■ TASK TO CARRY OUT:
Write out the full listing again, exactly as it stands.

■ DATA FOR PROCESSING:

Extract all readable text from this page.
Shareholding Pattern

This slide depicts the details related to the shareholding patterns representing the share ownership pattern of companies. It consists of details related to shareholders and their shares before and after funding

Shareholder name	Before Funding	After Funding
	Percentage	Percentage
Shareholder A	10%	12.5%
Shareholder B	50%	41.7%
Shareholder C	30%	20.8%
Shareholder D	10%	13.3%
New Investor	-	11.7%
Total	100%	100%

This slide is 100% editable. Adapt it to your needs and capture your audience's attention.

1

■ SOLVED PROBLEM:
Extract all readable text from this page.
Shareholding Pattern

This slide depicts the details related to the shareholding patterns representing the share ownership pattern of companies. It consists of details related to shareholders and their shares before and after funding

Shareholder name	Before Funding	After Funding
	Percentage	Percentage
Shareholder A	10%	12.5%
Shareholder B	50%	41.7%
Shareholder C	30%	20.8%
Shareholder D	10%	13.3%
New Investor	-	11.7%
Total	100%	100%

This slide is 100% editable. Adapt it to your needs and capture your audience's attention.

1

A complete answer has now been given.